- _LISTING_:
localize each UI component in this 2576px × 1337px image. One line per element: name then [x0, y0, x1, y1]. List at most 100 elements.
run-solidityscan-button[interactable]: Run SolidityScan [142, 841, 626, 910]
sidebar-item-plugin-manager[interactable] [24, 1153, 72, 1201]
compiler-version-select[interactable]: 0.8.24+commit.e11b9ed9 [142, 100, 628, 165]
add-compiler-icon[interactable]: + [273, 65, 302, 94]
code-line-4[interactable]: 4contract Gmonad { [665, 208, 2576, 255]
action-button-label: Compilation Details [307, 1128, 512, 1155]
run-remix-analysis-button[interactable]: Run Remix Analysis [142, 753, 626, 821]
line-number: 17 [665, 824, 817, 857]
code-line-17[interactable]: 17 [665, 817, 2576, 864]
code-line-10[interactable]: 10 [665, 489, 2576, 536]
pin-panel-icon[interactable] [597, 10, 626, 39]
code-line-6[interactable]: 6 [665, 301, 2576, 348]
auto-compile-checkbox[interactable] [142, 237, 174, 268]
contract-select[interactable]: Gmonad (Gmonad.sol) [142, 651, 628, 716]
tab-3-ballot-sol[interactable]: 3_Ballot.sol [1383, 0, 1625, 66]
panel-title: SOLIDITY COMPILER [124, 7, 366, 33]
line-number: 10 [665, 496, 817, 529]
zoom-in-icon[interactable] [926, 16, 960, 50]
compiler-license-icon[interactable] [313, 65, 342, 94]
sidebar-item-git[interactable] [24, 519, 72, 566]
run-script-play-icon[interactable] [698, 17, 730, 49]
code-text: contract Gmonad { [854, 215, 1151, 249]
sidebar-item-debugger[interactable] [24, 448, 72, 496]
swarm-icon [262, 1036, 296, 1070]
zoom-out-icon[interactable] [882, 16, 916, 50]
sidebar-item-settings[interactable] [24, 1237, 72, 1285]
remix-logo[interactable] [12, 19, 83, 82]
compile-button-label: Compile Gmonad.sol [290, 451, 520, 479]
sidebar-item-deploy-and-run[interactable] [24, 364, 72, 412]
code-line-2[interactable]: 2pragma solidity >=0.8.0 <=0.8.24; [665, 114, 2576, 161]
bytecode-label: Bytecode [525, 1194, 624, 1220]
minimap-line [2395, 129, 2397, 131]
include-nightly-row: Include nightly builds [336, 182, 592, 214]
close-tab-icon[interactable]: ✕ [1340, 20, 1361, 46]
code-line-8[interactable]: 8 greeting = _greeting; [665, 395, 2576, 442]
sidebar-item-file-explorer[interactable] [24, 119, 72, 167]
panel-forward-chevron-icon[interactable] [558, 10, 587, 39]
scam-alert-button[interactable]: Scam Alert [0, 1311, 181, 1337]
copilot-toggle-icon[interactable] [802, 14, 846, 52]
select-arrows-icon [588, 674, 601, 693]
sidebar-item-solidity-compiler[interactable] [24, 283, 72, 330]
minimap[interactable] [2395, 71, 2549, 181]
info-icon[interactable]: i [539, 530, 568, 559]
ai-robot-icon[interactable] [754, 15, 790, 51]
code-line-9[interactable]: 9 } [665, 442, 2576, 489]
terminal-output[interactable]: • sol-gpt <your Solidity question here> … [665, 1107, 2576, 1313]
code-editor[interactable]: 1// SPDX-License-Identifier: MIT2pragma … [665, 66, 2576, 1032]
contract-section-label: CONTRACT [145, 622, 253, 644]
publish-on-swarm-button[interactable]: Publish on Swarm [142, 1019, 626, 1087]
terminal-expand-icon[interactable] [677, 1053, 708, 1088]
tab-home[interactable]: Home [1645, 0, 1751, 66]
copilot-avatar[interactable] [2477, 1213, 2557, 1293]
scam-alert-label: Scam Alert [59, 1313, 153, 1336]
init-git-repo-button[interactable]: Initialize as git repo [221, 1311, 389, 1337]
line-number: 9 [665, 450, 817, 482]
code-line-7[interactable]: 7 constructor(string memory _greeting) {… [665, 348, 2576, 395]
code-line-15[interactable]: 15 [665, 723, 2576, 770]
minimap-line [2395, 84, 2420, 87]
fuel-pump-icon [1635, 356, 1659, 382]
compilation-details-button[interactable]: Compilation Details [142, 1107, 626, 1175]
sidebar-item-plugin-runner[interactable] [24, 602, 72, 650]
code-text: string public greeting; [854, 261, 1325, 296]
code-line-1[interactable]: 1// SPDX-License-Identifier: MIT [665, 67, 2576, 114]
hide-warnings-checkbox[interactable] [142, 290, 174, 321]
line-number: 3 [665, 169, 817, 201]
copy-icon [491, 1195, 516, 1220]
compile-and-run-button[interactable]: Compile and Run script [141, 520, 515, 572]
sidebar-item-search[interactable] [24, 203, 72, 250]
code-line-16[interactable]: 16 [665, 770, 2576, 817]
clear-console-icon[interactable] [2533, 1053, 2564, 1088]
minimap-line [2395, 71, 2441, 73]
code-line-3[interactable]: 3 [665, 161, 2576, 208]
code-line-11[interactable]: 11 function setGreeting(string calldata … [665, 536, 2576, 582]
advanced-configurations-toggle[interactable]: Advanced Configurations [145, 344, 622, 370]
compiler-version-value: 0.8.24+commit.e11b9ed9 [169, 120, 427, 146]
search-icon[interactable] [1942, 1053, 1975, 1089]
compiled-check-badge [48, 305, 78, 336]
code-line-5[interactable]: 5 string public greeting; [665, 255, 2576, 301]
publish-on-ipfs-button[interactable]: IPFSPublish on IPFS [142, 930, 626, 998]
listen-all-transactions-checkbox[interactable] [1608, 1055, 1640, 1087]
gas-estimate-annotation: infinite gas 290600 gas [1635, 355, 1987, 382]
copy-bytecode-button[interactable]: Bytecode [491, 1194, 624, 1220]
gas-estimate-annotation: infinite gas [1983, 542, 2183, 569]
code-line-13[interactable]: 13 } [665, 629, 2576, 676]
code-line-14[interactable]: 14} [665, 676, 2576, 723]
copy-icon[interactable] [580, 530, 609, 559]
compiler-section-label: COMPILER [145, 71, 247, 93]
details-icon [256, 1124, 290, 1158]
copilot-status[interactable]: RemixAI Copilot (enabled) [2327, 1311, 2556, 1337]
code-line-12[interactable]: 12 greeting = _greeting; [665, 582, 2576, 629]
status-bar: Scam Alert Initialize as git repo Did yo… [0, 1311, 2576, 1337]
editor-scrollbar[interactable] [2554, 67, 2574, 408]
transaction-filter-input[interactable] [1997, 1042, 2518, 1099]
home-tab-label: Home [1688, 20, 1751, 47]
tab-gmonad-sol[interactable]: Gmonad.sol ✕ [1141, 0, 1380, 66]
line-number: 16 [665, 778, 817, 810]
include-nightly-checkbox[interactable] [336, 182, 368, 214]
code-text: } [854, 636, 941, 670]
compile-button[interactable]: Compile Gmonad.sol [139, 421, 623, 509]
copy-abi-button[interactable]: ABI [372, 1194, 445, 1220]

- _PROBLEM_:
Copy the listing above verbatim, line for line.

- _WRITTEN RESPONSE_:
localize each UI component in this 2576px × 1337px image. One line per element: name then [x0, y0, x1, y1]. List at most 100 elements.
run-solidityscan-button[interactable]: Run SolidityScan [142, 841, 626, 910]
sidebar-item-plugin-manager[interactable] [24, 1153, 72, 1201]
compiler-version-select[interactable]: 0.8.24+commit.e11b9ed9 [142, 100, 628, 165]
add-compiler-icon[interactable]: + [273, 65, 302, 94]
code-line-4[interactable]: 4contract Gmonad { [665, 208, 2576, 255]
action-button-label: Compilation Details [307, 1128, 512, 1155]
run-remix-analysis-button[interactable]: Run Remix Analysis [142, 753, 626, 821]
line-number: 17 [665, 824, 817, 857]
code-line-17[interactable]: 17 [665, 817, 2576, 864]
code-line-10[interactable]: 10 [665, 489, 2576, 536]
pin-panel-icon[interactable] [597, 10, 626, 39]
code-line-6[interactable]: 6 [665, 301, 2576, 348]
auto-compile-checkbox[interactable] [142, 237, 174, 268]
contract-select[interactable]: Gmonad (Gmonad.sol) [142, 651, 628, 716]
tab-3-ballot-sol[interactable]: 3_Ballot.sol [1383, 0, 1625, 66]
panel-title: SOLIDITY COMPILER [124, 7, 366, 33]
line-number: 10 [665, 496, 817, 529]
zoom-in-icon[interactable] [926, 16, 960, 50]
compiler-license-icon[interactable] [313, 65, 342, 94]
sidebar-item-git[interactable] [24, 519, 72, 566]
run-script-play-icon[interactable] [698, 17, 730, 49]
code-text: contract Gmonad { [854, 215, 1151, 249]
sidebar-item-debugger[interactable] [24, 448, 72, 496]
swarm-icon [262, 1036, 296, 1070]
zoom-out-icon[interactable] [882, 16, 916, 50]
sidebar-item-settings[interactable] [24, 1237, 72, 1285]
remix-logo[interactable] [12, 19, 83, 82]
compile-button-label: Compile Gmonad.sol [290, 451, 520, 479]
sidebar-item-deploy-and-run[interactable] [24, 364, 72, 412]
code-line-2[interactable]: 2pragma solidity >=0.8.0 <=0.8.24; [665, 114, 2576, 161]
bytecode-label: Bytecode [525, 1194, 624, 1220]
minimap-line [2395, 129, 2397, 131]
include-nightly-row: Include nightly builds [336, 182, 592, 214]
close-tab-icon[interactable]: ✕ [1340, 20, 1361, 46]
code-line-8[interactable]: 8 greeting = _greeting; [665, 395, 2576, 442]
sidebar-item-file-explorer[interactable] [24, 119, 72, 167]
panel-forward-chevron-icon[interactable] [558, 10, 587, 39]
scam-alert-button[interactable]: Scam Alert [0, 1311, 181, 1337]
copilot-toggle-icon[interactable] [802, 14, 846, 52]
select-arrows-icon [588, 674, 601, 693]
sidebar-item-solidity-compiler[interactable] [24, 283, 72, 330]
minimap[interactable] [2395, 71, 2549, 181]
info-icon[interactable]: i [539, 530, 568, 559]
ai-robot-icon[interactable] [754, 15, 790, 51]
code-line-9[interactable]: 9 } [665, 442, 2576, 489]
terminal-output[interactable]: • sol-gpt <your Solidity question here> … [665, 1107, 2576, 1313]
code-editor[interactable]: 1// SPDX-License-Identifier: MIT2pragma … [665, 66, 2576, 1032]
contract-section-label: CONTRACT [145, 622, 253, 644]
publish-on-swarm-button[interactable]: Publish on Swarm [142, 1019, 626, 1087]
terminal-expand-icon[interactable] [677, 1053, 708, 1088]
tab-home[interactable]: Home [1645, 0, 1751, 66]
copilot-avatar[interactable] [2477, 1213, 2557, 1293]
scam-alert-label: Scam Alert [59, 1313, 153, 1336]
init-git-repo-button[interactable]: Initialize as git repo [221, 1311, 389, 1337]
line-number: 9 [665, 450, 817, 482]
code-line-7[interactable]: 7 constructor(string memory _greeting) {… [665, 348, 2576, 395]
code-line-15[interactable]: 15 [665, 723, 2576, 770]
minimap-line [2395, 84, 2420, 87]
fuel-pump-icon [1635, 356, 1659, 382]
compilation-details-button[interactable]: Compilation Details [142, 1107, 626, 1175]
sidebar-item-plugin-runner[interactable] [24, 602, 72, 650]
code-text: string public greeting; [854, 261, 1325, 296]
code-line-1[interactable]: 1// SPDX-License-Identifier: MIT [665, 67, 2576, 114]
hide-warnings-checkbox[interactable] [142, 290, 174, 321]
line-number: 3 [665, 169, 817, 201]
copy-icon [491, 1195, 516, 1220]
compile-and-run-button[interactable]: Compile and Run script [141, 520, 515, 572]
sidebar-item-search[interactable] [24, 203, 72, 250]
code-line-16[interactable]: 16 [665, 770, 2576, 817]
clear-console-icon[interactable] [2533, 1053, 2564, 1088]
minimap-line [2395, 71, 2441, 73]
code-line-3[interactable]: 3 [665, 161, 2576, 208]
code-line-11[interactable]: 11 function setGreeting(string calldata … [665, 536, 2576, 582]
advanced-configurations-toggle[interactable]: Advanced Configurations [145, 344, 622, 370]
compiler-version-value: 0.8.24+commit.e11b9ed9 [169, 120, 427, 146]
search-icon[interactable] [1942, 1053, 1975, 1089]
compiled-check-badge [48, 305, 78, 336]
code-line-5[interactable]: 5 string public greeting; [665, 255, 2576, 301]
publish-on-ipfs-button[interactable]: IPFSPublish on IPFS [142, 930, 626, 998]
listen-all-transactions-checkbox[interactable] [1608, 1055, 1640, 1087]
gas-estimate-annotation: infinite gas 290600 gas [1635, 355, 1987, 382]
copy-bytecode-button[interactable]: Bytecode [491, 1194, 624, 1220]
gas-estimate-annotation: infinite gas [1983, 542, 2183, 569]
code-line-13[interactable]: 13 } [665, 629, 2576, 676]
code-line-14[interactable]: 14} [665, 676, 2576, 723]
copy-icon[interactable] [580, 530, 609, 559]
compiler-section-label: COMPILER [145, 71, 247, 93]
details-icon [256, 1124, 290, 1158]
copilot-status[interactable]: RemixAI Copilot (enabled) [2327, 1311, 2556, 1337]
code-line-12[interactable]: 12 greeting = _greeting; [665, 582, 2576, 629]
status-bar: Scam Alert Initialize as git repo Did yo… [0, 1311, 2576, 1337]
editor-scrollbar[interactable] [2554, 67, 2574, 408]
transaction-filter-input[interactable] [1997, 1042, 2518, 1099]
home-tab-label: Home [1688, 20, 1751, 47]
tab-gmonad-sol[interactable]: Gmonad.sol ✕ [1141, 0, 1380, 66]
line-number: 16 [665, 778, 817, 810]
include-nightly-checkbox[interactable] [336, 182, 368, 214]
code-text: } [854, 636, 941, 670]
compile-button[interactable]: Compile Gmonad.sol [139, 421, 623, 509]
copy-abi-button[interactable]: ABI [372, 1194, 445, 1220]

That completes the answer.